Data for processing start

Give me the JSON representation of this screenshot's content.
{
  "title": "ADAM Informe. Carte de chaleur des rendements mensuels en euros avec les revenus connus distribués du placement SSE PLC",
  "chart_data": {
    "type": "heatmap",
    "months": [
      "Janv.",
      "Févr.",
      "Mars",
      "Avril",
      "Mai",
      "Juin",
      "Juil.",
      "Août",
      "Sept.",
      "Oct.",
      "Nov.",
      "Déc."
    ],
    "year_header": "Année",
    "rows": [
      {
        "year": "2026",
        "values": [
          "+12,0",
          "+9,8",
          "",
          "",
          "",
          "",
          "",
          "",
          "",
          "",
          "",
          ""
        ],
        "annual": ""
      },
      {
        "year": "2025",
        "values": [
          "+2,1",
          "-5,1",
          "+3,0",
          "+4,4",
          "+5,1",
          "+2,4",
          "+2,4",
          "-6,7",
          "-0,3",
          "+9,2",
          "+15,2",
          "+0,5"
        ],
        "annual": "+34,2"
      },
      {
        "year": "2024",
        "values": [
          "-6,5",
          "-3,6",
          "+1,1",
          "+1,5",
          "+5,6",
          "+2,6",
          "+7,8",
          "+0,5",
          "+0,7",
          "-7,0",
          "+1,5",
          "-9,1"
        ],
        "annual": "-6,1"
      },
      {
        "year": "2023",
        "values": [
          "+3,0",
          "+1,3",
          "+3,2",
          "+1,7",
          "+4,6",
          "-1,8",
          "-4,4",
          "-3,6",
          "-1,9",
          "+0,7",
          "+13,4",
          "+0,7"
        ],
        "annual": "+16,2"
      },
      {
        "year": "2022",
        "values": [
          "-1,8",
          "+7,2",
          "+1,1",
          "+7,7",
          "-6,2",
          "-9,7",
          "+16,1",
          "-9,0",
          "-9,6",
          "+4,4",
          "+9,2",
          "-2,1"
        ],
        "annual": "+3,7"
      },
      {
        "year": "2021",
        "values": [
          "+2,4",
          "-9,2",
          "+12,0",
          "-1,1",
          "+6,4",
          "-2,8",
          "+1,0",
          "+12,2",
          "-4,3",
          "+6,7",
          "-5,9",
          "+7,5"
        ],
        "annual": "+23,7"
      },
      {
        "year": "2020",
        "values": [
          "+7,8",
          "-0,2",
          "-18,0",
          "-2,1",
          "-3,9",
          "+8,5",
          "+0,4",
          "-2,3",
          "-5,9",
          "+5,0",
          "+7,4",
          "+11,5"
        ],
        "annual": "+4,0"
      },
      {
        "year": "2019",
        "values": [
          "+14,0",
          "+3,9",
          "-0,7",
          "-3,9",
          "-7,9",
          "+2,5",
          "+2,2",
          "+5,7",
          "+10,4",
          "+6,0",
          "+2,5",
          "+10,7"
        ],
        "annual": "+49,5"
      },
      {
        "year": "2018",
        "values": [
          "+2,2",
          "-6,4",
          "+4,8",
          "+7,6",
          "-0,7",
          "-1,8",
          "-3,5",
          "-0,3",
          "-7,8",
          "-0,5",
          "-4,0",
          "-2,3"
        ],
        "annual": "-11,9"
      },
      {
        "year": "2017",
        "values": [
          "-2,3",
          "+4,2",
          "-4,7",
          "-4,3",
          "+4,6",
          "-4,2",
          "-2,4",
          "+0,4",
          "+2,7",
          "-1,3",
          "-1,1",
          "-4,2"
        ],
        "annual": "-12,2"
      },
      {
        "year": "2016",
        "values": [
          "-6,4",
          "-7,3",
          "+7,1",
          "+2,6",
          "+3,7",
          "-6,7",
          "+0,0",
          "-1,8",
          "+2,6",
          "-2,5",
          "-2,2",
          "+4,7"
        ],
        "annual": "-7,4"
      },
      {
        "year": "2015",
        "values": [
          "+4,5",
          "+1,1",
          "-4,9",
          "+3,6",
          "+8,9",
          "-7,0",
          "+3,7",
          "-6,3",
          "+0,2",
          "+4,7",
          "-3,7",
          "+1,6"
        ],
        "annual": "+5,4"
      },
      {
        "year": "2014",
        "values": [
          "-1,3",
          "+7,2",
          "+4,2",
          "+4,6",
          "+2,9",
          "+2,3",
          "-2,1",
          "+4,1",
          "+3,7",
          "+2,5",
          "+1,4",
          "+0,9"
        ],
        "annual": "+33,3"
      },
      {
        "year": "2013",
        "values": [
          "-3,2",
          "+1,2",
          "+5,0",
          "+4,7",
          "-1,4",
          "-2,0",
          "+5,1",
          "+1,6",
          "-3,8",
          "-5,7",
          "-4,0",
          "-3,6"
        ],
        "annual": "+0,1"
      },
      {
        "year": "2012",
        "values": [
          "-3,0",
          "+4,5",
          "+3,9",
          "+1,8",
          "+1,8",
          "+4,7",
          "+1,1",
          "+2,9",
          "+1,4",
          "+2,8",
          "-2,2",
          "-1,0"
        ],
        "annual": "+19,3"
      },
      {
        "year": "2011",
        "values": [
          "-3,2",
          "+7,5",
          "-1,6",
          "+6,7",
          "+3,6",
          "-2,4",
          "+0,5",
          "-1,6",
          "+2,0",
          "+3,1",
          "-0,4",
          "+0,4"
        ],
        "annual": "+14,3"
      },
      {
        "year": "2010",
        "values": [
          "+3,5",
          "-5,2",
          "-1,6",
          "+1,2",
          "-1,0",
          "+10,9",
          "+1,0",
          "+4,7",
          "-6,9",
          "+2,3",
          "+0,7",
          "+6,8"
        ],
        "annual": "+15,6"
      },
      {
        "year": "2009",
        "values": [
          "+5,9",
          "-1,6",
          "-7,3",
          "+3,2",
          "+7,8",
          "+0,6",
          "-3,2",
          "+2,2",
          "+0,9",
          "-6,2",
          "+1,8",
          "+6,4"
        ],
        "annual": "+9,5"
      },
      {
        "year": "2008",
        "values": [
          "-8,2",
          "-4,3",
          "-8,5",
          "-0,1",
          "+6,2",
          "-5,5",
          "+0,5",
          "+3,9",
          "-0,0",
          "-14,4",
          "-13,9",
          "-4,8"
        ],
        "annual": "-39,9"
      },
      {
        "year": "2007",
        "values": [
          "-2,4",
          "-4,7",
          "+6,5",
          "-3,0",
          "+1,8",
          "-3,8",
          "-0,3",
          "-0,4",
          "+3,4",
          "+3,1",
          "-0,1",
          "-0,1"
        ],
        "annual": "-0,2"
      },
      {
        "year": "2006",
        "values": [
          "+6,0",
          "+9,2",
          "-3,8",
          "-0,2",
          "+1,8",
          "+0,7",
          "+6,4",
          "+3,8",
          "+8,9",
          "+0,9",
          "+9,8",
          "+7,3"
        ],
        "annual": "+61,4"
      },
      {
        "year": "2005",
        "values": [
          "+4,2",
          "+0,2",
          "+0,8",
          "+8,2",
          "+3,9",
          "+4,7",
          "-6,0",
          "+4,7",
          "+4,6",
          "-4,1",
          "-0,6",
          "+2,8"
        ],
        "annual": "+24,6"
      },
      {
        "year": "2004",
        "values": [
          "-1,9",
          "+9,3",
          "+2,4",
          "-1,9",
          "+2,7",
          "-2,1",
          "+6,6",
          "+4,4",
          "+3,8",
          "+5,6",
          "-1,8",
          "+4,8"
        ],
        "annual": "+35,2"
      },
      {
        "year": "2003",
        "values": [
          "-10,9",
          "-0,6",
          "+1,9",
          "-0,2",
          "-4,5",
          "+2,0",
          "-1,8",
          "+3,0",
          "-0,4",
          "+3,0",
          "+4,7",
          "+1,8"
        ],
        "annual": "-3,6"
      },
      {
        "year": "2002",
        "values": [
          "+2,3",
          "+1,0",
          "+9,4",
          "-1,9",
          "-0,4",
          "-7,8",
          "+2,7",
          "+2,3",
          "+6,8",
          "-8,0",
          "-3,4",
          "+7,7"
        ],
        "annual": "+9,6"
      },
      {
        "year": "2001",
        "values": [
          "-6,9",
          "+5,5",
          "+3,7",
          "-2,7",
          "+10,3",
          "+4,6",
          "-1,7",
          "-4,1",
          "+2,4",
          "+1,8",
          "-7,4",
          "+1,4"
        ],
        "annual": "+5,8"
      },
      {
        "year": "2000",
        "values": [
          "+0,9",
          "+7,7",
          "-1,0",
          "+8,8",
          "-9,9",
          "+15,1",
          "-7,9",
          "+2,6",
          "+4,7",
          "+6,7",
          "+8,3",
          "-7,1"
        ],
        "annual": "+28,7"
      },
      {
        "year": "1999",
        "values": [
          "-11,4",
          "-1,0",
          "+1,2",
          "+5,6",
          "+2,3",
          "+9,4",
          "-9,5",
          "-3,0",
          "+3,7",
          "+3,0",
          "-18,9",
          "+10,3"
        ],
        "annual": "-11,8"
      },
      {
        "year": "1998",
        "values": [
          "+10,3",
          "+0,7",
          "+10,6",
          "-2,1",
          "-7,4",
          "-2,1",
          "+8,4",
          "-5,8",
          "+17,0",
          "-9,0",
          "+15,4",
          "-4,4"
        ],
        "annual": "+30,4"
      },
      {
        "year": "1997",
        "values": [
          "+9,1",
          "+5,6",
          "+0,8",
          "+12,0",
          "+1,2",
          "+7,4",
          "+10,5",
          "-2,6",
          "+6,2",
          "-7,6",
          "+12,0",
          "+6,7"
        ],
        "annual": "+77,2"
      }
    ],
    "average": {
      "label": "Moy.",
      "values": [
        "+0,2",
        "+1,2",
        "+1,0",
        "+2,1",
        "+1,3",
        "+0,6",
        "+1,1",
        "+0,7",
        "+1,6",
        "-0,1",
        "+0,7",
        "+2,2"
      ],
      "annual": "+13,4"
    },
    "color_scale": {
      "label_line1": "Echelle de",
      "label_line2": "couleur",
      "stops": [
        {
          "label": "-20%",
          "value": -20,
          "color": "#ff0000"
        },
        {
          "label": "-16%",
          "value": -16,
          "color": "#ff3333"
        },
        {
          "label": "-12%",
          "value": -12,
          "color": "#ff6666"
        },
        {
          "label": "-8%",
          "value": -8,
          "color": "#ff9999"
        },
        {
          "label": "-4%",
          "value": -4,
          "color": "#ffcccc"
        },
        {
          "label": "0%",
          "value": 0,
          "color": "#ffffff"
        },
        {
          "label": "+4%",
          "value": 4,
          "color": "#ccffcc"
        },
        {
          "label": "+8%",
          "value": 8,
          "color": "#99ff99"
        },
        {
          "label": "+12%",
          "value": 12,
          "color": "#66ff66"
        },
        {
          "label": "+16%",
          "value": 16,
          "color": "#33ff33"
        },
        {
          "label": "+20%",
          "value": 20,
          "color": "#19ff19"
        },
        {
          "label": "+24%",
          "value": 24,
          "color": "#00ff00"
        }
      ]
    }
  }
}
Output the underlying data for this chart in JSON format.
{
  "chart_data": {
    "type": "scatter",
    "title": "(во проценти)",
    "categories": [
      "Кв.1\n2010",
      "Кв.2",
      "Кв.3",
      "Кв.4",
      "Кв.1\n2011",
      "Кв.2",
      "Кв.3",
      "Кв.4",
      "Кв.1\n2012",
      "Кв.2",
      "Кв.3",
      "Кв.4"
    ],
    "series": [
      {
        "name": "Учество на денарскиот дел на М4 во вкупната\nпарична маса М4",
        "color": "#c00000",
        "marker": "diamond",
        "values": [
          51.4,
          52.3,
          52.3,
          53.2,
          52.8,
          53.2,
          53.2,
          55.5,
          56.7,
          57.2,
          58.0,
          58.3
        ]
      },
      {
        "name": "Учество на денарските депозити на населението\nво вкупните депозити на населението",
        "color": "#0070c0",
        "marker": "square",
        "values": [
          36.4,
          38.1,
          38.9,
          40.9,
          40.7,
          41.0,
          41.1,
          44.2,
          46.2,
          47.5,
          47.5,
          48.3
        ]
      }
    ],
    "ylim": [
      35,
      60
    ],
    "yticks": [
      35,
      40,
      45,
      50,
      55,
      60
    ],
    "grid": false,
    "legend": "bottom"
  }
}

Data for processing end

_Exercise objective_
Copy all lines of the listing above that contain the string "this".

_Expected answer_
Give me the JSON representation of this screenshot's content.
Output the underlying data for this chart in JSON format.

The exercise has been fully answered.